**WHAT IS EXPECTED:**
State how many lines of the entries hold the string "title", and output nothing but that count.

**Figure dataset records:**
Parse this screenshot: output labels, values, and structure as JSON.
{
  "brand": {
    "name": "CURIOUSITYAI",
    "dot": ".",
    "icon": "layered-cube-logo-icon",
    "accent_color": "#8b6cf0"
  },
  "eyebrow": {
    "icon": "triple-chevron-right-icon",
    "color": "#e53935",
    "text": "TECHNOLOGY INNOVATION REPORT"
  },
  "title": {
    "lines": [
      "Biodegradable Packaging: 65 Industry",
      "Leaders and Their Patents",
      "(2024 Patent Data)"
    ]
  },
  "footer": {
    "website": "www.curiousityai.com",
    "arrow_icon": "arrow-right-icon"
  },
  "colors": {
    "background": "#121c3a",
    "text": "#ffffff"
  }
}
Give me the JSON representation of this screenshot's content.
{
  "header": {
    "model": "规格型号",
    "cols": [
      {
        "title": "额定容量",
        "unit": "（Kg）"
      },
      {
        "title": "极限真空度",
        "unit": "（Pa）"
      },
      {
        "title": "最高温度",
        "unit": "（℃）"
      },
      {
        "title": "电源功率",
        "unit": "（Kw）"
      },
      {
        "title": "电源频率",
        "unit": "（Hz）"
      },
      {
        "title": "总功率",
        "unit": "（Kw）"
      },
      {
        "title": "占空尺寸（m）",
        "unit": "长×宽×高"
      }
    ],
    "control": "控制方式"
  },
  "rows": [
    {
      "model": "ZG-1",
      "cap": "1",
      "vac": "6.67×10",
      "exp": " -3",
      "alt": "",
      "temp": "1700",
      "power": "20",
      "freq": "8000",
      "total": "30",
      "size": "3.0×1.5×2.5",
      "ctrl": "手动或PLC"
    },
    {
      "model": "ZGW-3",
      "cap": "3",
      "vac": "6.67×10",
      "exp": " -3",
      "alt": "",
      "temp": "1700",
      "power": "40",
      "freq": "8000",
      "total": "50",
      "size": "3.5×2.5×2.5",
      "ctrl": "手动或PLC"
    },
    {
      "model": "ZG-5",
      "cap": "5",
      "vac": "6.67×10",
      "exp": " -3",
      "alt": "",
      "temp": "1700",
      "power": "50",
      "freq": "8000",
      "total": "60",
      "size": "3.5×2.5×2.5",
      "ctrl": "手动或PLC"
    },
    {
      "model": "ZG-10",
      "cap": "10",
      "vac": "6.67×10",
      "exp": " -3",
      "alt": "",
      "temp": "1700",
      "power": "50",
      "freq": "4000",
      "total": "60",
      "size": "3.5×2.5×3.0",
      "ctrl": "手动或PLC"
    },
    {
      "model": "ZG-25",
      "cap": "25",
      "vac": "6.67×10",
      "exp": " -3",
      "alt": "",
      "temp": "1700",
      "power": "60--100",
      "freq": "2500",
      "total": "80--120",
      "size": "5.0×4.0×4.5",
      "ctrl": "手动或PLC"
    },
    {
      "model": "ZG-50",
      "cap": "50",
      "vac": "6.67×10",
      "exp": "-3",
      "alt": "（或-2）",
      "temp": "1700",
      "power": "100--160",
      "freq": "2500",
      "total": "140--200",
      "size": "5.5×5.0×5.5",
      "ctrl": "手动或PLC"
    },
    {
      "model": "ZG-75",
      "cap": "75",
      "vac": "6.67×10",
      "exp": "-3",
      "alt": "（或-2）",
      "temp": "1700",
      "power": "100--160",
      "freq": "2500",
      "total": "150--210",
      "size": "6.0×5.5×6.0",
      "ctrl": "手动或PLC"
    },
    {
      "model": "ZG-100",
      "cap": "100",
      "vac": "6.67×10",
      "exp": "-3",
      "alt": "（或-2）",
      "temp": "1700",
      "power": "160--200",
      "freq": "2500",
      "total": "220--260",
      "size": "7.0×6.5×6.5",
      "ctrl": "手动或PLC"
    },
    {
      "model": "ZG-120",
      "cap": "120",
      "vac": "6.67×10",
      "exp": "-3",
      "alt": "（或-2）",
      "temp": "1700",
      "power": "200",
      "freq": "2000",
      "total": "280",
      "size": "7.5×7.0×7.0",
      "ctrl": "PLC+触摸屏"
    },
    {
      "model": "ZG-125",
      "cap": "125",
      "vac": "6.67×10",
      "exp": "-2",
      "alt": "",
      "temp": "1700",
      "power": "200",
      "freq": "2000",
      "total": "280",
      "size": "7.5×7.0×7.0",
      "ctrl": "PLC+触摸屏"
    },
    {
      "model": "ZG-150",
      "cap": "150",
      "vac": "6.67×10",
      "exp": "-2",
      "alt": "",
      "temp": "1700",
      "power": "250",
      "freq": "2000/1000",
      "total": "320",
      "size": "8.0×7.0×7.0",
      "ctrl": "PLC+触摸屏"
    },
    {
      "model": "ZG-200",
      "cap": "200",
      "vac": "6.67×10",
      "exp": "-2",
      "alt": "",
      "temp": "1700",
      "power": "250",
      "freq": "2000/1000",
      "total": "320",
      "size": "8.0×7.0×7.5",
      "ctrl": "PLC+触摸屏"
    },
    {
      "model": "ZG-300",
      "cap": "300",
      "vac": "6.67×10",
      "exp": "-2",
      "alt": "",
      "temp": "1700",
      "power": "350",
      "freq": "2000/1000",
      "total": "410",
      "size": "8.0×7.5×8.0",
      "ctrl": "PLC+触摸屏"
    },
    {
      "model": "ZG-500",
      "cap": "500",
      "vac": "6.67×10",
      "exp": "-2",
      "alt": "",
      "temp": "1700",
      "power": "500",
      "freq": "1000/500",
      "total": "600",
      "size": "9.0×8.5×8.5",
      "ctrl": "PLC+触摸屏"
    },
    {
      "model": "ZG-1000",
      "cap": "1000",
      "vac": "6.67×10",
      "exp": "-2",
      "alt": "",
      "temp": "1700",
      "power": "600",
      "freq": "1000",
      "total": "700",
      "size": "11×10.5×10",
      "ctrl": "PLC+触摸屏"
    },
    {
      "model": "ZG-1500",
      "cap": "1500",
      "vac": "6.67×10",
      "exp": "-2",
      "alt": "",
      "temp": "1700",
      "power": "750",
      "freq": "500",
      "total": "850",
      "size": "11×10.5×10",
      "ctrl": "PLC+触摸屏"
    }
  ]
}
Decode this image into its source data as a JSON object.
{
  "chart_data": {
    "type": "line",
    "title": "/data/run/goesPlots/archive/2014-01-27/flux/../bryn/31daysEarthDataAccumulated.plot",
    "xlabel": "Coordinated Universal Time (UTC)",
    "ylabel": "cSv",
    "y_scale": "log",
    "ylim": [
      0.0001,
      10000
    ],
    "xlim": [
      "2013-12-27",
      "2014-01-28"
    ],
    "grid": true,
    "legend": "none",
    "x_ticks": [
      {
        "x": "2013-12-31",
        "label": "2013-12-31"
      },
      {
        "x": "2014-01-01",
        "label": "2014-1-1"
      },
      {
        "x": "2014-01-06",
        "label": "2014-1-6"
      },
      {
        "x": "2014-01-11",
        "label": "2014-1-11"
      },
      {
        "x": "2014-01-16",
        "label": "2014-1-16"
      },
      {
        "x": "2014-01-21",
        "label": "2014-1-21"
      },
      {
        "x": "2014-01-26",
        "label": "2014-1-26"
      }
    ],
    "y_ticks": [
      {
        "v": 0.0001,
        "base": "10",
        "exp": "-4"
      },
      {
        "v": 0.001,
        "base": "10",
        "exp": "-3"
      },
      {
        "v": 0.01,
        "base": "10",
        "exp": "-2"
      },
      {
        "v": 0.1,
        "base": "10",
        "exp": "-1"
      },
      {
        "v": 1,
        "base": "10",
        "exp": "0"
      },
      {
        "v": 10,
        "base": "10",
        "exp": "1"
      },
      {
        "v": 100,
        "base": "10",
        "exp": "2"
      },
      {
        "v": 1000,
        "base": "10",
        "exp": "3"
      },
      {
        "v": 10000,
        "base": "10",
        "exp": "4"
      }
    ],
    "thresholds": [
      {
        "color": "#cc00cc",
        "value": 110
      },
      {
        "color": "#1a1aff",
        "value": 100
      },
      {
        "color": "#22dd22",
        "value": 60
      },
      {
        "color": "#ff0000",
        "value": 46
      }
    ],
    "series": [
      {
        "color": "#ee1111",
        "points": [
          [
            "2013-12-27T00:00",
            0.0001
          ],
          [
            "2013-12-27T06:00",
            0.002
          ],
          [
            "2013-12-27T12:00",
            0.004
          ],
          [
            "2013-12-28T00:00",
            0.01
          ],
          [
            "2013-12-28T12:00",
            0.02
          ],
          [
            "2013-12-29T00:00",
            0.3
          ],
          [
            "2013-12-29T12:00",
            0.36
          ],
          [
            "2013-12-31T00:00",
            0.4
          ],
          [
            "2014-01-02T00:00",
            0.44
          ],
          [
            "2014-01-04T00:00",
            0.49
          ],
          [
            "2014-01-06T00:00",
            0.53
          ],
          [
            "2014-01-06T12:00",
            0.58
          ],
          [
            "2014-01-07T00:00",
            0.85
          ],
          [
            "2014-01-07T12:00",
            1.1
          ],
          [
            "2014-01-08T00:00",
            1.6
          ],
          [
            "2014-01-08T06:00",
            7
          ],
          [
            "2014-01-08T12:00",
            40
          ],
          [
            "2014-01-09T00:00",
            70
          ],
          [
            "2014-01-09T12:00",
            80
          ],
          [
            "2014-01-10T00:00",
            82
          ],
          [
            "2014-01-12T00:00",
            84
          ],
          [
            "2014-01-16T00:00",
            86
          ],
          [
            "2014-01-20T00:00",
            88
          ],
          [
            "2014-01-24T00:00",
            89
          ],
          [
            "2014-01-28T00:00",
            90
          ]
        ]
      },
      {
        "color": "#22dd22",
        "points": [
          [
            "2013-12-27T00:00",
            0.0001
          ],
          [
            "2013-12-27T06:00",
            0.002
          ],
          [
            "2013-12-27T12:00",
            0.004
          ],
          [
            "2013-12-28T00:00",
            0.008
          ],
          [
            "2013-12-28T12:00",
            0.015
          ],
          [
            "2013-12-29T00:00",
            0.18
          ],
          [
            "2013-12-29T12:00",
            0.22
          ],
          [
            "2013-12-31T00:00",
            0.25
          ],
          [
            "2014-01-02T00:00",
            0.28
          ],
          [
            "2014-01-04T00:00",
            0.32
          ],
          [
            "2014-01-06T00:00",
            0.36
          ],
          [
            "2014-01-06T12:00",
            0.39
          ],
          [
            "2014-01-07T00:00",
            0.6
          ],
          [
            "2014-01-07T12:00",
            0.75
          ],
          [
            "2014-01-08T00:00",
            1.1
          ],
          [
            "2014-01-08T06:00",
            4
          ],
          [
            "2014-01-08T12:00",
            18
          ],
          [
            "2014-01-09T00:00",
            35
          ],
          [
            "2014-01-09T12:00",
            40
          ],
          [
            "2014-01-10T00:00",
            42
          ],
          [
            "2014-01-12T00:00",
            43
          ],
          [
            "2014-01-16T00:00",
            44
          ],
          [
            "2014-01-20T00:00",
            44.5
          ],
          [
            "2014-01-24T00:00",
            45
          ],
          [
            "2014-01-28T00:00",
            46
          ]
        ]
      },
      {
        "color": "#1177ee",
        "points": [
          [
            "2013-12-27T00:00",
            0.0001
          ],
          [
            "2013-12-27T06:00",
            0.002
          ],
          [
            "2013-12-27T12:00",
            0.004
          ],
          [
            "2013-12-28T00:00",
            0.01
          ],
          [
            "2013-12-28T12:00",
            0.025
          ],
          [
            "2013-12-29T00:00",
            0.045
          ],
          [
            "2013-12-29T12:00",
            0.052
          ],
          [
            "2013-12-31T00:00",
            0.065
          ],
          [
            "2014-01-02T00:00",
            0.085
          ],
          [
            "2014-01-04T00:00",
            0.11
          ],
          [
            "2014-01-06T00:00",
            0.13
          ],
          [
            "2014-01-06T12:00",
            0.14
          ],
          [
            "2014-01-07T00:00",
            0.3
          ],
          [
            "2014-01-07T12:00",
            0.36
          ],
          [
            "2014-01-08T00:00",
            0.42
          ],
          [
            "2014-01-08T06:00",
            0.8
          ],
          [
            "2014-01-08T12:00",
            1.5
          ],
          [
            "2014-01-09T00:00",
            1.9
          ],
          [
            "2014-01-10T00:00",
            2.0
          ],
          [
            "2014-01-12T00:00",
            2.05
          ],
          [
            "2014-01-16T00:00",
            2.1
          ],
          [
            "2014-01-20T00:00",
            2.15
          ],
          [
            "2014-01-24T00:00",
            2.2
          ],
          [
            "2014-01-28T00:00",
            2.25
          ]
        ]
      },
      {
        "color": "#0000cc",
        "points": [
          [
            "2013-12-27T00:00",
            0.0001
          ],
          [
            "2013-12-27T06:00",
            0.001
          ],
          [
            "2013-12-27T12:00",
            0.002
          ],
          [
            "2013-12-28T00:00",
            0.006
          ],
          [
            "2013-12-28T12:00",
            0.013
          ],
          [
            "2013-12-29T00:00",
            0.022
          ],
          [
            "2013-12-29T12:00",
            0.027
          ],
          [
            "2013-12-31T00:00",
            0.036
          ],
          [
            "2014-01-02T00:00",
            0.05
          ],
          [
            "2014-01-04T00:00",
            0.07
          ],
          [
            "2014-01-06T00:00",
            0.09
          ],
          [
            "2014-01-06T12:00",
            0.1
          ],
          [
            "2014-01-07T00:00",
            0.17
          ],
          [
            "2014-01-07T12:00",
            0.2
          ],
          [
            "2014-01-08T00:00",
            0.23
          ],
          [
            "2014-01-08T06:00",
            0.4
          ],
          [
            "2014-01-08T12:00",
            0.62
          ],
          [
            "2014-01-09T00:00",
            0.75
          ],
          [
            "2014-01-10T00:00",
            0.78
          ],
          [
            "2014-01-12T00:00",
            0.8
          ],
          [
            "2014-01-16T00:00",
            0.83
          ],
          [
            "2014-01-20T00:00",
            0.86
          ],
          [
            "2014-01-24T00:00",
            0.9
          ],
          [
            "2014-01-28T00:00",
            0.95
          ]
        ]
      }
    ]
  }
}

**FINISHED ANSWER:**
9